## EXERCISE OBJECTIVE:
Give a verbatim quotation of every record.

┌──

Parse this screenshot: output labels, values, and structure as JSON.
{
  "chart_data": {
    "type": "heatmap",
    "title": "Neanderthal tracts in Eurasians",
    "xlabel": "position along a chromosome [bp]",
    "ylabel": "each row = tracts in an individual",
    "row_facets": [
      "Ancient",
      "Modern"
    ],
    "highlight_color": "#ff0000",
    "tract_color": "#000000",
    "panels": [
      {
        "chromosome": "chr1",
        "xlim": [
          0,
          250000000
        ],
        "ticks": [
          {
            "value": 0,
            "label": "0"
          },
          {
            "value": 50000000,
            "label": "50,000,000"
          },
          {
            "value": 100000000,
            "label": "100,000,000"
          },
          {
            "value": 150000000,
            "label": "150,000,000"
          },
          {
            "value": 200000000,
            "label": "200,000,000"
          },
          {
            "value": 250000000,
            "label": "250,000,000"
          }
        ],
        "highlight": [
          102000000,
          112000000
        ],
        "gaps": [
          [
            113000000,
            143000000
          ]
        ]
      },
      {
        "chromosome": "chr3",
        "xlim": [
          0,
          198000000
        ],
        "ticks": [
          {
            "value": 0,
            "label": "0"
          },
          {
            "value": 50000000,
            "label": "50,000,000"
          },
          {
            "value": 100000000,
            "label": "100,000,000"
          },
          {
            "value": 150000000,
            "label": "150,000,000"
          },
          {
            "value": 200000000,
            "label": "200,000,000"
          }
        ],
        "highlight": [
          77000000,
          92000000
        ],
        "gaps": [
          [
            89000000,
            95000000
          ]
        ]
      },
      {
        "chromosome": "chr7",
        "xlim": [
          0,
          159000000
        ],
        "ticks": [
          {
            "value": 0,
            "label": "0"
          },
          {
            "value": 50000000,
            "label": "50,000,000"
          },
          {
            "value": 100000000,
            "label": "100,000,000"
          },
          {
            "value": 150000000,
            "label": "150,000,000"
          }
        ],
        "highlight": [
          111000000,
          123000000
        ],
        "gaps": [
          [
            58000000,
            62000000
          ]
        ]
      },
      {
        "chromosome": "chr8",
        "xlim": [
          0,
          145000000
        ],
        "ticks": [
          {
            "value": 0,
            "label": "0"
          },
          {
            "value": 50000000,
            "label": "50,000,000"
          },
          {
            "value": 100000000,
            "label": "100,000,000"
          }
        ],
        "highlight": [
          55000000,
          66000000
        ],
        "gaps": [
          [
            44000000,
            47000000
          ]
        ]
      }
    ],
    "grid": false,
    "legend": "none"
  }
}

└──

## SOLVED PROBLEM:
Parse this screenshot: output labels, values, and structure as JSON.
{
  "chart_data": {
    "type": "heatmap",
    "title": "Neanderthal tracts in Eurasians",
    "xlabel": "position along a chromosome [bp]",
    "ylabel": "each row = tracts in an individual",
    "row_facets": [
      "Ancient",
      "Modern"
    ],
    "highlight_color": "#ff0000",
    "tract_color": "#000000",
    "panels": [
      {
        "chromosome": "chr1",
        "xlim": [
          0,
          250000000
        ],
        "ticks": [
          {
            "value": 0,
            "label": "0"
          },
          {
            "value": 50000000,
            "label": "50,000,000"
          },
          {
            "value": 100000000,
            "label": "100,000,000"
          },
          {
            "value": 150000000,
            "label": "150,000,000"
          },
          {
            "value": 200000000,
            "label": "200,000,000"
          },
          {
            "value": 250000000,
            "label": "250,000,000"
          }
        ],
        "highlight": [
          102000000,
          112000000
        ],
        "gaps": [
          [
            113000000,
            143000000
          ]
        ]
      },
      {
        "chromosome": "chr3",
        "xlim": [
          0,
          198000000
        ],
        "ticks": [
          {
            "value": 0,
            "label": "0"
          },
          {
            "value": 50000000,
            "label": "50,000,000"
          },
          {
            "value": 100000000,
            "label": "100,000,000"
          },
          {
            "value": 150000000,
            "label": "150,000,000"
          },
          {
            "value": 200000000,
            "label": "200,000,000"
          }
        ],
        "highlight": [
          77000000,
          92000000
        ],
        "gaps": [
          [
            89000000,
            95000000
          ]
        ]
      },
      {
        "chromosome": "chr7",
        "xlim": [
          0,
          159000000
        ],
        "ticks": [
          {
            "value": 0,
            "label": "0"
          },
          {
            "value": 50000000,
            "label": "50,000,000"
          },
          {
            "value": 100000000,
            "label": "100,000,000"
          },
          {
            "value": 150000000,
            "label": "150,000,000"
          }
        ],
        "highlight": [
          111000000,
          123000000
        ],
        "gaps": [
          [
            58000000,
            62000000
          ]
        ]
      },
      {
        "chromosome": "chr8",
        "xlim": [
          0,
          145000000
        ],
        "ticks": [
          {
            "value": 0,
            "label": "0"
          },
          {
            "value": 50000000,
            "label": "50,000,000"
          },
          {
            "value": 100000000,
            "label": "100,000,000"
          }
        ],
        "highlight": [
          55000000,
          66000000
        ],
        "gaps": [
          [
            44000000,
            47000000
          ]
        ]
      }
    ],
    "grid": false,
    "legend": "none"
  }
}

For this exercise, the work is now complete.